— Begin SUPPLIED DATA —

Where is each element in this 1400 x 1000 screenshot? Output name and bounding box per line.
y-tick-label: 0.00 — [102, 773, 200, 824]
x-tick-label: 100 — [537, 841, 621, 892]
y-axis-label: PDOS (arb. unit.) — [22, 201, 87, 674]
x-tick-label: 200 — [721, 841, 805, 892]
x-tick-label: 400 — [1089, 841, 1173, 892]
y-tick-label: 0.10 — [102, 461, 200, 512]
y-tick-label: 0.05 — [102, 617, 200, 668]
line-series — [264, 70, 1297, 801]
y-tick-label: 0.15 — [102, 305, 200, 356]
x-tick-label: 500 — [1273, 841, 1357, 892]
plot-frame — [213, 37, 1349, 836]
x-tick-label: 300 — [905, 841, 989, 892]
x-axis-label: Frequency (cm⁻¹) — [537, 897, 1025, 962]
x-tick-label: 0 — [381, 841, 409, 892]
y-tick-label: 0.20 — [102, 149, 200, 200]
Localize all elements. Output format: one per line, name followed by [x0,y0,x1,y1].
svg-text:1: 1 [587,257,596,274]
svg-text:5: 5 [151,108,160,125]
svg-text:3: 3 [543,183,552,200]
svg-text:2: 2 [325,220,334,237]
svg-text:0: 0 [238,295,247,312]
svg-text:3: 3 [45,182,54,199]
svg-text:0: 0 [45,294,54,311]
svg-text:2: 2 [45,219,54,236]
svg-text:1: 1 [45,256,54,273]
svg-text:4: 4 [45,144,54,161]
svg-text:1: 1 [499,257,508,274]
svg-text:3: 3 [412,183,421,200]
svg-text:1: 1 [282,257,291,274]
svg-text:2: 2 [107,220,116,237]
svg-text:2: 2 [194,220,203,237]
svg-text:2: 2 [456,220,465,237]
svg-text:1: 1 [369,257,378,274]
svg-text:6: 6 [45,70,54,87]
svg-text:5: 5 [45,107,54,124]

— End SUPPLIED DATA —

### DIRECTIVE:
Reproduce each of the lines verbatim.

### SOLUTION TO THE PROBLEM:
Where is each element in this 1400 x 1000 screenshot? Output name and bounding box per line.
y-tick-label: 0.00 — [102, 773, 200, 824]
x-tick-label: 100 — [537, 841, 621, 892]
y-axis-label: PDOS (arb. unit.) — [22, 201, 87, 674]
x-tick-label: 200 — [721, 841, 805, 892]
x-tick-label: 400 — [1089, 841, 1173, 892]
y-tick-label: 0.10 — [102, 461, 200, 512]
y-tick-label: 0.05 — [102, 617, 200, 668]
line-series — [264, 70, 1297, 801]
y-tick-label: 0.15 — [102, 305, 200, 356]
x-tick-label: 500 — [1273, 841, 1357, 892]
plot-frame — [213, 37, 1349, 836]
x-tick-label: 300 — [905, 841, 989, 892]
x-axis-label: Frequency (cm⁻¹) — [537, 897, 1025, 962]
x-tick-label: 0 — [381, 841, 409, 892]
y-tick-label: 0.20 — [102, 149, 200, 200]
Localize all elements. Output format: one per line, name followed by [x0,y0,x1,y1].
svg-text:1: 1 [587,257,596,274]
svg-text:5: 5 [151,108,160,125]
svg-text:3: 3 [543,183,552,200]
svg-text:2: 2 [325,220,334,237]
svg-text:0: 0 [238,295,247,312]
svg-text:3: 3 [45,182,54,199]
svg-text:0: 0 [45,294,54,311]
svg-text:2: 2 [45,219,54,236]
svg-text:1: 1 [45,256,54,273]
svg-text:4: 4 [45,144,54,161]
svg-text:1: 1 [499,257,508,274]
svg-text:3: 3 [412,183,421,200]
svg-text:1: 1 [282,257,291,274]
svg-text:2: 2 [107,220,116,237]
svg-text:2: 2 [194,220,203,237]
svg-text:2: 2 [456,220,465,237]
svg-text:1: 1 [369,257,378,274]
svg-text:6: 6 [45,70,54,87]
svg-text:5: 5 [45,107,54,124]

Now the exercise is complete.